Box annotation data
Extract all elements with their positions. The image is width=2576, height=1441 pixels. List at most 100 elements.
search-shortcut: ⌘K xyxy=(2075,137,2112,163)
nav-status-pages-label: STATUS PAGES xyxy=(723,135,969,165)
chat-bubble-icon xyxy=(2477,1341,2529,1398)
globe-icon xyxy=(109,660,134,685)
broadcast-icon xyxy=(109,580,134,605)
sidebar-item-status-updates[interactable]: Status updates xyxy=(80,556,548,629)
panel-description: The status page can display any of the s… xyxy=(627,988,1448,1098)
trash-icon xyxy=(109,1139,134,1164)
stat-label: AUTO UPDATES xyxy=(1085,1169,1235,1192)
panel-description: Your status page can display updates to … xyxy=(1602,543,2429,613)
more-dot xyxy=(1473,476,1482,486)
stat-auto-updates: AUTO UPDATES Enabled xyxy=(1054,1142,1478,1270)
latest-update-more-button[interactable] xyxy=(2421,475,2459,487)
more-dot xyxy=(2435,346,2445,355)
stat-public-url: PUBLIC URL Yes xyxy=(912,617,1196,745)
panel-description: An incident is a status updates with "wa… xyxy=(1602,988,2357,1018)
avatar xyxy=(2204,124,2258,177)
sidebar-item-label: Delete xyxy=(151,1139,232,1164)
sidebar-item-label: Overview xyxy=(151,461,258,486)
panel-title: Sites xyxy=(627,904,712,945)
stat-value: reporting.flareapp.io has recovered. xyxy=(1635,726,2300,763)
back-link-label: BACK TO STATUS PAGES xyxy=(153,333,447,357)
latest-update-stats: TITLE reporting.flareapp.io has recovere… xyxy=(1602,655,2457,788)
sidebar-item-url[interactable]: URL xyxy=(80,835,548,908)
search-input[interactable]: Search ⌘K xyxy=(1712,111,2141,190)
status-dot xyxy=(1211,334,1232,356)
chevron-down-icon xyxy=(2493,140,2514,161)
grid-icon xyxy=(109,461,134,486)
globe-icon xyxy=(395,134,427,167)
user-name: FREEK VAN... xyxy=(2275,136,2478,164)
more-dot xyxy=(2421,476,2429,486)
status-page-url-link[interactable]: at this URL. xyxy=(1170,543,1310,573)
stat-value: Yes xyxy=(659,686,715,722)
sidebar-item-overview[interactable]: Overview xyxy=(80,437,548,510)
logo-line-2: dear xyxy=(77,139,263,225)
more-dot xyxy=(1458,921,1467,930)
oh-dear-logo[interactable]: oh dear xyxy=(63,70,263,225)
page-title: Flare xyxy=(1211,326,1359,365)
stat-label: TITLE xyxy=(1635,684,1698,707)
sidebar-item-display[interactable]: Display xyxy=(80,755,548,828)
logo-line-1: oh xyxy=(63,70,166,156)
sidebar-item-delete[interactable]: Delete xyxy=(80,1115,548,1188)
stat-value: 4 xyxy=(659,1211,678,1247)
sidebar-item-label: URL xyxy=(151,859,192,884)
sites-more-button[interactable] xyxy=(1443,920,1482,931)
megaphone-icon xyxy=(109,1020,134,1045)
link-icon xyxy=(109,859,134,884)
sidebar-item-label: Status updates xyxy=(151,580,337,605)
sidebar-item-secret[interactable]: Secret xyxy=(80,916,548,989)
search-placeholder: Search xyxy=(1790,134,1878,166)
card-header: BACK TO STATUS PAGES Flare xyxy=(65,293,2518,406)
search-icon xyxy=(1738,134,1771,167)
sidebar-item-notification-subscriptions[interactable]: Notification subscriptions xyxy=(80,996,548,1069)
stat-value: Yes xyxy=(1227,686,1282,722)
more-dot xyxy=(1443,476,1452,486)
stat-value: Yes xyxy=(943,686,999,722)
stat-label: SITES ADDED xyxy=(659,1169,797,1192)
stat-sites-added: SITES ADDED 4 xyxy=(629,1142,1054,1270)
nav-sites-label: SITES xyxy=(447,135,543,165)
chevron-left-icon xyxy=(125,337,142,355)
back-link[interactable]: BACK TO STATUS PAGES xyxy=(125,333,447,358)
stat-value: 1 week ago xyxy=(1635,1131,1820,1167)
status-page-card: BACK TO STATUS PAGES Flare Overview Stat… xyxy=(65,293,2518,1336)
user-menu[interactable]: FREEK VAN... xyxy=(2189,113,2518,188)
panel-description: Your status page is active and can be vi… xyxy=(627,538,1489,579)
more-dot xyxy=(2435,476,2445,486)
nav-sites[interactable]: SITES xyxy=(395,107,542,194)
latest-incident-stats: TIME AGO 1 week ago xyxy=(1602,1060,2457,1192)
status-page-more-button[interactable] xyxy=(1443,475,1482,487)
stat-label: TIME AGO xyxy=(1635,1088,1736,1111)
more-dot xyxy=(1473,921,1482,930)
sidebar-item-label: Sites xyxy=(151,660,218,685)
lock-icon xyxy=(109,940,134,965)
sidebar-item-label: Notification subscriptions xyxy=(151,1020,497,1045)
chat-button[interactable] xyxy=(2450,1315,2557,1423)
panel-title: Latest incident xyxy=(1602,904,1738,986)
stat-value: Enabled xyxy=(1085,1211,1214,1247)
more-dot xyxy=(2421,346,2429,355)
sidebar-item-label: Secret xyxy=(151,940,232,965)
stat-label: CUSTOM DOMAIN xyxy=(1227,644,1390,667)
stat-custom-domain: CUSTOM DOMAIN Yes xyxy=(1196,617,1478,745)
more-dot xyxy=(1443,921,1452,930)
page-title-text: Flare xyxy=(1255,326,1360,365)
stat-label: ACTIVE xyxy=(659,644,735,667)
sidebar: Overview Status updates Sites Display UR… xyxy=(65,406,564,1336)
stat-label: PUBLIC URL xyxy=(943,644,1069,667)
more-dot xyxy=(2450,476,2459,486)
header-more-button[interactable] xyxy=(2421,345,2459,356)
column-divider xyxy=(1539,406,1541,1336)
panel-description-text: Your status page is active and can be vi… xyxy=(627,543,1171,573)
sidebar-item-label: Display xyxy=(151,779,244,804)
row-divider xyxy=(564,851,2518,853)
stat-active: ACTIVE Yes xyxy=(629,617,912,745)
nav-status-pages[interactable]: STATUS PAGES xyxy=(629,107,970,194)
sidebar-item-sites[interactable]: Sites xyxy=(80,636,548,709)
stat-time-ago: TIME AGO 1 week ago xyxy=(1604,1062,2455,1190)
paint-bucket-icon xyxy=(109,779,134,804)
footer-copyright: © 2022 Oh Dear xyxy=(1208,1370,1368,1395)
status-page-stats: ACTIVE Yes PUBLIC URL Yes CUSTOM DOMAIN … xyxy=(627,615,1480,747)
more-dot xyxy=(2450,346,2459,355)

→ Problem to work on
Replace every "more-dot" in the listing with "ellipsis-dot" and output all of its lines, leaving everything else unchanged.

→ Response to the exercise
Extract all elements with their positions. The image is width=2576, height=1441 pixels. List at most 100 elements.
search-shortcut: ⌘K xyxy=(2075,137,2112,163)
nav-status-pages-label: STATUS PAGES xyxy=(723,135,969,165)
chat-bubble-icon xyxy=(2477,1341,2529,1398)
globe-icon xyxy=(109,660,134,685)
broadcast-icon xyxy=(109,580,134,605)
sidebar-item-status-updates[interactable]: Status updates xyxy=(80,556,548,629)
panel-description: The status page can display any of the s… xyxy=(627,988,1448,1098)
trash-icon xyxy=(109,1139,134,1164)
stat-label: AUTO UPDATES xyxy=(1085,1169,1235,1192)
panel-description: Your status page can display updates to … xyxy=(1602,543,2429,613)
ellipsis-dot xyxy=(1473,476,1482,486)
stat-auto-updates: AUTO UPDATES Enabled xyxy=(1054,1142,1478,1270)
latest-update-more-button[interactable] xyxy=(2421,475,2459,487)
ellipsis-dot xyxy=(2435,346,2445,355)
stat-public-url: PUBLIC URL Yes xyxy=(912,617,1196,745)
panel-description: An incident is a status updates with "wa… xyxy=(1602,988,2357,1018)
avatar xyxy=(2204,124,2258,177)
sidebar-item-label: Delete xyxy=(151,1139,232,1164)
sidebar-item-label: Overview xyxy=(151,461,258,486)
panel-title: Sites xyxy=(627,904,712,945)
stat-value: reporting.flareapp.io has recovered. xyxy=(1635,726,2300,763)
back-link-label: BACK TO STATUS PAGES xyxy=(153,333,447,357)
latest-update-stats: TITLE reporting.flareapp.io has recovere… xyxy=(1602,655,2457,788)
sidebar-item-url[interactable]: URL xyxy=(80,835,548,908)
search-input[interactable]: Search ⌘K xyxy=(1712,111,2141,190)
status-dot xyxy=(1211,334,1232,356)
chevron-down-icon xyxy=(2493,140,2514,161)
grid-icon xyxy=(109,461,134,486)
globe-icon xyxy=(395,134,427,167)
user-name: FREEK VAN... xyxy=(2275,136,2478,164)
ellipsis-dot xyxy=(2421,476,2429,486)
status-page-url-link[interactable]: at this URL. xyxy=(1170,543,1310,573)
stat-value: Yes xyxy=(659,686,715,722)
sidebar-item-overview[interactable]: Overview xyxy=(80,437,548,510)
logo-line-2: dear xyxy=(77,139,263,225)
ellipsis-dot xyxy=(1458,921,1467,930)
oh-dear-logo[interactable]: oh dear xyxy=(63,70,263,225)
page-title: Flare xyxy=(1211,326,1359,365)
stat-label: TITLE xyxy=(1635,684,1698,707)
sidebar-item-display[interactable]: Display xyxy=(80,755,548,828)
logo-line-1: oh xyxy=(63,70,166,156)
sidebar-item-delete[interactable]: Delete xyxy=(80,1115,548,1188)
stat-value: 4 xyxy=(659,1211,678,1247)
sidebar-item-label: URL xyxy=(151,859,192,884)
sites-more-button[interactable] xyxy=(1443,920,1482,931)
megaphone-icon xyxy=(109,1020,134,1045)
link-icon xyxy=(109,859,134,884)
sidebar-item-label: Status updates xyxy=(151,580,337,605)
sidebar-item-secret[interactable]: Secret xyxy=(80,916,548,989)
search-placeholder: Search xyxy=(1790,134,1878,166)
card-header: BACK TO STATUS PAGES Flare xyxy=(65,293,2518,406)
search-icon xyxy=(1738,134,1771,167)
sidebar-item-notification-subscriptions[interactable]: Notification subscriptions xyxy=(80,996,548,1069)
stat-value: Yes xyxy=(1227,686,1282,722)
ellipsis-dot xyxy=(1443,476,1452,486)
stat-value: Yes xyxy=(943,686,999,722)
stat-label: SITES ADDED xyxy=(659,1169,797,1192)
stat-sites-added: SITES ADDED 4 xyxy=(629,1142,1054,1270)
nav-sites-label: SITES xyxy=(447,135,543,165)
chevron-left-icon xyxy=(125,337,142,355)
back-link[interactable]: BACK TO STATUS PAGES xyxy=(125,333,447,358)
stat-value: 1 week ago xyxy=(1635,1131,1820,1167)
status-page-card: BACK TO STATUS PAGES Flare Overview Stat… xyxy=(65,293,2518,1336)
user-menu[interactable]: FREEK VAN... xyxy=(2189,113,2518,188)
panel-description: Your status page is active and can be vi… xyxy=(627,538,1489,579)
ellipsis-dot xyxy=(2435,476,2445,486)
nav-sites[interactable]: SITES xyxy=(395,107,542,194)
latest-incident-stats: TIME AGO 1 week ago xyxy=(1602,1060,2457,1192)
status-page-more-button[interactable] xyxy=(1443,475,1482,487)
stat-label: TIME AGO xyxy=(1635,1088,1736,1111)
ellipsis-dot xyxy=(1473,921,1482,930)
sidebar-item-label: Sites xyxy=(151,660,218,685)
lock-icon xyxy=(109,940,134,965)
sidebar-item-label: Notification subscriptions xyxy=(151,1020,497,1045)
chat-button[interactable] xyxy=(2450,1315,2557,1423)
panel-title: Latest incident xyxy=(1602,904,1738,986)
stat-value: Enabled xyxy=(1085,1211,1214,1247)
ellipsis-dot xyxy=(2421,346,2429,355)
sidebar-item-label: Secret xyxy=(151,940,232,965)
stat-label: CUSTOM DOMAIN xyxy=(1227,644,1390,667)
stat-custom-domain: CUSTOM DOMAIN Yes xyxy=(1196,617,1478,745)
ellipsis-dot xyxy=(1443,921,1452,930)
page-title-text: Flare xyxy=(1255,326,1360,365)
stat-label: ACTIVE xyxy=(659,644,735,667)
sidebar: Overview Status updates Sites Display UR… xyxy=(65,406,564,1336)
stat-label: PUBLIC URL xyxy=(943,644,1069,667)
ellipsis-dot xyxy=(2450,476,2459,486)
header-more-button[interactable] xyxy=(2421,345,2459,356)
column-divider xyxy=(1539,406,1541,1336)
panel-description-text: Your status page is active and can be vi… xyxy=(627,543,1171,573)
sidebar-item-label: Display xyxy=(151,779,244,804)
row-divider xyxy=(564,851,2518,853)
stat-active: ACTIVE Yes xyxy=(629,617,912,745)
nav-status-pages[interactable]: STATUS PAGES xyxy=(629,107,970,194)
sidebar-item-sites[interactable]: Sites xyxy=(80,636,548,709)
stat-time-ago: TIME AGO 1 week ago xyxy=(1604,1062,2455,1190)
paint-bucket-icon xyxy=(109,779,134,804)
footer-copyright: © 2022 Oh Dear xyxy=(1208,1370,1368,1395)
status-page-stats: ACTIVE Yes PUBLIC URL Yes CUSTOM DOMAIN … xyxy=(627,615,1480,747)
ellipsis-dot xyxy=(2450,346,2459,355)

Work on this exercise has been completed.